====== Provided records ======

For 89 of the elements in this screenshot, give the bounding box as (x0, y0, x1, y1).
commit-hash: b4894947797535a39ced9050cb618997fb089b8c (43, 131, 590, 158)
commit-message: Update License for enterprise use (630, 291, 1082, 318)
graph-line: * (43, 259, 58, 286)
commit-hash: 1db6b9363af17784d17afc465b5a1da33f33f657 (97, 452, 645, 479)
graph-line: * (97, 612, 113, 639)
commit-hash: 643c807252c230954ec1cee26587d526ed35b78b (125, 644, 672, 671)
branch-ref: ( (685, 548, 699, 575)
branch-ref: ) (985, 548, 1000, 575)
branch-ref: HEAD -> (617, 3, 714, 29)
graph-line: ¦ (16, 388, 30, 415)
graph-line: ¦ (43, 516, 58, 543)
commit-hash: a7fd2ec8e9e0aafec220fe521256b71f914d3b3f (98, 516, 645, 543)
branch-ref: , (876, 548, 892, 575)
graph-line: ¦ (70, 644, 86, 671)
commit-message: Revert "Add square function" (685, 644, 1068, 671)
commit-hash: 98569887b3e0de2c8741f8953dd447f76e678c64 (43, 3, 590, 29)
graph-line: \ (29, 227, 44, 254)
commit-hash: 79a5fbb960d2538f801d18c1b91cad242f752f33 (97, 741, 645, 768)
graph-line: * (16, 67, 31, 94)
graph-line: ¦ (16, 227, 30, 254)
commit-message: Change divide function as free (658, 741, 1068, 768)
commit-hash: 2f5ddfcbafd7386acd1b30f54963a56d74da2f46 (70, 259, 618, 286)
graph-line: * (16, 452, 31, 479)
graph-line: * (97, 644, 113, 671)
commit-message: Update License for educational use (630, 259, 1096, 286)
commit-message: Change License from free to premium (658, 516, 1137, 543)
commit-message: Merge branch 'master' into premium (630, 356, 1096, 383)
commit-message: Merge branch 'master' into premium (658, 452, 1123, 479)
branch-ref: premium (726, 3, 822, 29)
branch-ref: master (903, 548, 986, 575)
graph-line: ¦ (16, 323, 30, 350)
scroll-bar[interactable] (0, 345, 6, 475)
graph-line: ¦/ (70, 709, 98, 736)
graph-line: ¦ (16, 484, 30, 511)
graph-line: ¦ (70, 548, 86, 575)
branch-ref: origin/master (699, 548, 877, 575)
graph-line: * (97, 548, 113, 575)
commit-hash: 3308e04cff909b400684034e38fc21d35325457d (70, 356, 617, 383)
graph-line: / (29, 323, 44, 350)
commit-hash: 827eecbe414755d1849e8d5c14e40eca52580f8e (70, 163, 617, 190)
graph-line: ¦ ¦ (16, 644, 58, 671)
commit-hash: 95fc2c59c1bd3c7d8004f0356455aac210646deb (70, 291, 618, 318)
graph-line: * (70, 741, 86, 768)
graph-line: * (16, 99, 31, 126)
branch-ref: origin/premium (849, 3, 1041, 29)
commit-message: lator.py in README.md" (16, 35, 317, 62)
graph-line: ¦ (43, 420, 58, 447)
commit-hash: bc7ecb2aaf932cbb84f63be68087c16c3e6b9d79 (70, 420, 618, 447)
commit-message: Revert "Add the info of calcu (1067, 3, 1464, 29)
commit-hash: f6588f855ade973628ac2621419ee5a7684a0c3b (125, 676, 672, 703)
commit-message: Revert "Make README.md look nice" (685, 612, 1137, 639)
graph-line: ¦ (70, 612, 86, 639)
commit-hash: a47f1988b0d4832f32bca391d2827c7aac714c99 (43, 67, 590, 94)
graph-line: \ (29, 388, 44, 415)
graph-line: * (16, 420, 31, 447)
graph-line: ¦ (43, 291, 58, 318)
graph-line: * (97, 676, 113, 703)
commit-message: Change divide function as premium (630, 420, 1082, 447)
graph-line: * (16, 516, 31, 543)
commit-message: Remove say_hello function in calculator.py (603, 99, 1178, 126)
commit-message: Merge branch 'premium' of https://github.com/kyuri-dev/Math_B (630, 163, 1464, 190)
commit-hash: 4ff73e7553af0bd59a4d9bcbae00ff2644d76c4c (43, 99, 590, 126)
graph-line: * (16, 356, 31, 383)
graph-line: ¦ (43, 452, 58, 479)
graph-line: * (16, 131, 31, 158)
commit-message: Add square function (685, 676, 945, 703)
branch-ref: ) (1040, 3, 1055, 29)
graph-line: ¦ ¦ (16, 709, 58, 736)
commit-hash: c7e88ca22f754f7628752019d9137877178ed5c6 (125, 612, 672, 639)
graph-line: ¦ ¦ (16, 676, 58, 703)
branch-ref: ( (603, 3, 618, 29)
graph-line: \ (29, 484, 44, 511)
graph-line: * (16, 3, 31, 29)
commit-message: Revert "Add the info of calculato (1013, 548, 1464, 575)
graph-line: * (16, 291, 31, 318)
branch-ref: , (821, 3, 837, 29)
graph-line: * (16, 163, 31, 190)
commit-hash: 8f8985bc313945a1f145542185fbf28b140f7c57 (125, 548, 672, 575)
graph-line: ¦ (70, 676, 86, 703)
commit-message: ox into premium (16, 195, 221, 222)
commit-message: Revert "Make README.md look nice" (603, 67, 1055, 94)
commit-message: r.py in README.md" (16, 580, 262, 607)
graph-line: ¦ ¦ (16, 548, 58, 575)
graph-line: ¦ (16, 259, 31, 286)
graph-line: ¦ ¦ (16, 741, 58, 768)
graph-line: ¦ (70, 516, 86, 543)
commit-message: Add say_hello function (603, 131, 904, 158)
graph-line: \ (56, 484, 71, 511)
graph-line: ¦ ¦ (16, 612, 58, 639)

======

*Written request*.
Could you reproduce the listing above word for word, every line included?

*Solution for this exercise*.
For 89 of the elements in this screenshot, give the bounding box as (x0, y0, x1, y1).
commit-hash: b4894947797535a39ced9050cb618997fb089b8c (43, 131, 590, 158)
commit-message: Update License for enterprise use (630, 291, 1082, 318)
graph-line: * (43, 259, 58, 286)
commit-hash: 1db6b9363af17784d17afc465b5a1da33f33f657 (97, 452, 645, 479)
graph-line: * (97, 612, 113, 639)
commit-hash: 643c807252c230954ec1cee26587d526ed35b78b (125, 644, 672, 671)
branch-ref: ( (685, 548, 699, 575)
branch-ref: ) (985, 548, 1000, 575)
branch-ref: HEAD -> (617, 3, 714, 29)
graph-line: ¦ (16, 388, 30, 415)
graph-line: ¦ (43, 516, 58, 543)
commit-hash: a7fd2ec8e9e0aafec220fe521256b71f914d3b3f (98, 516, 645, 543)
branch-ref: , (876, 548, 892, 575)
graph-line: ¦ (70, 644, 86, 671)
commit-message: Revert "Add square function" (685, 644, 1068, 671)
commit-hash: 98569887b3e0de2c8741f8953dd447f76e678c64 (43, 3, 590, 29)
graph-line: \ (29, 227, 44, 254)
commit-hash: 79a5fbb960d2538f801d18c1b91cad242f752f33 (97, 741, 645, 768)
graph-line: * (16, 67, 31, 94)
graph-line: ¦ (16, 227, 30, 254)
commit-message: Change divide function as free (658, 741, 1068, 768)
commit-hash: 2f5ddfcbafd7386acd1b30f54963a56d74da2f46 (70, 259, 618, 286)
graph-line: * (16, 452, 31, 479)
graph-line: * (97, 644, 113, 671)
commit-message: Update License for educational use (630, 259, 1096, 286)
commit-message: Change License from free to premium (658, 516, 1137, 543)
commit-message: Merge branch 'master' into premium (630, 356, 1096, 383)
commit-message: Merge branch 'master' into premium (658, 452, 1123, 479)
branch-ref: premium (726, 3, 822, 29)
branch-ref: master (903, 548, 986, 575)
graph-line: ¦ (16, 323, 30, 350)
scroll-bar[interactable] (0, 345, 6, 475)
graph-line: ¦/ (70, 709, 98, 736)
graph-line: ¦ (16, 484, 30, 511)
graph-line: ¦ (70, 548, 86, 575)
branch-ref: origin/master (699, 548, 877, 575)
graph-line: * (97, 548, 113, 575)
commit-hash: 3308e04cff909b400684034e38fc21d35325457d (70, 356, 617, 383)
graph-line: / (29, 323, 44, 350)
commit-hash: 827eecbe414755d1849e8d5c14e40eca52580f8e (70, 163, 617, 190)
graph-line: ¦ ¦ (16, 644, 58, 671)
commit-hash: 95fc2c59c1bd3c7d8004f0356455aac210646deb (70, 291, 618, 318)
graph-line: * (70, 741, 86, 768)
graph-line: * (16, 99, 31, 126)
branch-ref: origin/premium (849, 3, 1041, 29)
commit-message: lator.py in README.md" (16, 35, 317, 62)
graph-line: ¦ (43, 420, 58, 447)
commit-hash: bc7ecb2aaf932cbb84f63be68087c16c3e6b9d79 (70, 420, 618, 447)
commit-message: Revert "Add the info of calcu (1067, 3, 1464, 29)
commit-hash: f6588f855ade973628ac2621419ee5a7684a0c3b (125, 676, 672, 703)
commit-message: Revert "Make README.md look nice" (685, 612, 1137, 639)
graph-line: ¦ (70, 612, 86, 639)
commit-hash: a47f1988b0d4832f32bca391d2827c7aac714c99 (43, 67, 590, 94)
graph-line: \ (29, 388, 44, 415)
graph-line: * (16, 420, 31, 447)
graph-line: ¦ (43, 291, 58, 318)
graph-line: * (97, 676, 113, 703)
commit-message: Change divide function as premium (630, 420, 1082, 447)
graph-line: * (16, 516, 31, 543)
commit-message: Remove say_hello function in calculator.py (603, 99, 1178, 126)
commit-message: Merge branch 'premium' of https://github.com/kyuri-dev/Math_B (630, 163, 1464, 190)
commit-hash: 4ff73e7553af0bd59a4d9bcbae00ff2644d76c4c (43, 99, 590, 126)
graph-line: * (16, 356, 31, 383)
graph-line: ¦ (43, 452, 58, 479)
graph-line: * (16, 131, 31, 158)
commit-message: Add square function (685, 676, 945, 703)
branch-ref: ) (1040, 3, 1055, 29)
graph-line: ¦ ¦ (16, 709, 58, 736)
commit-hash: c7e88ca22f754f7628752019d9137877178ed5c6 (125, 612, 672, 639)
graph-line: ¦ ¦ (16, 676, 58, 703)
branch-ref: ( (603, 3, 618, 29)
graph-line: \ (29, 484, 44, 511)
graph-line: * (16, 3, 31, 29)
commit-message: Revert "Add the info of calculato (1013, 548, 1464, 575)
graph-line: * (16, 291, 31, 318)
branch-ref: , (821, 3, 837, 29)
graph-line: * (16, 163, 31, 190)
commit-hash: 8f8985bc313945a1f145542185fbf28b140f7c57 (125, 548, 672, 575)
graph-line: ¦ (70, 676, 86, 703)
commit-message: ox into premium (16, 195, 221, 222)
commit-message: Revert "Make README.md look nice" (603, 67, 1055, 94)
commit-message: r.py in README.md" (16, 580, 262, 607)
graph-line: ¦ ¦ (16, 548, 58, 575)
graph-line: ¦ (16, 259, 31, 286)
graph-line: ¦ ¦ (16, 741, 58, 768)
graph-line: ¦ (70, 516, 86, 543)
commit-message: Add say_hello function (603, 131, 904, 158)
graph-line: \ (56, 484, 71, 511)
graph-line: ¦ ¦ (16, 612, 58, 639)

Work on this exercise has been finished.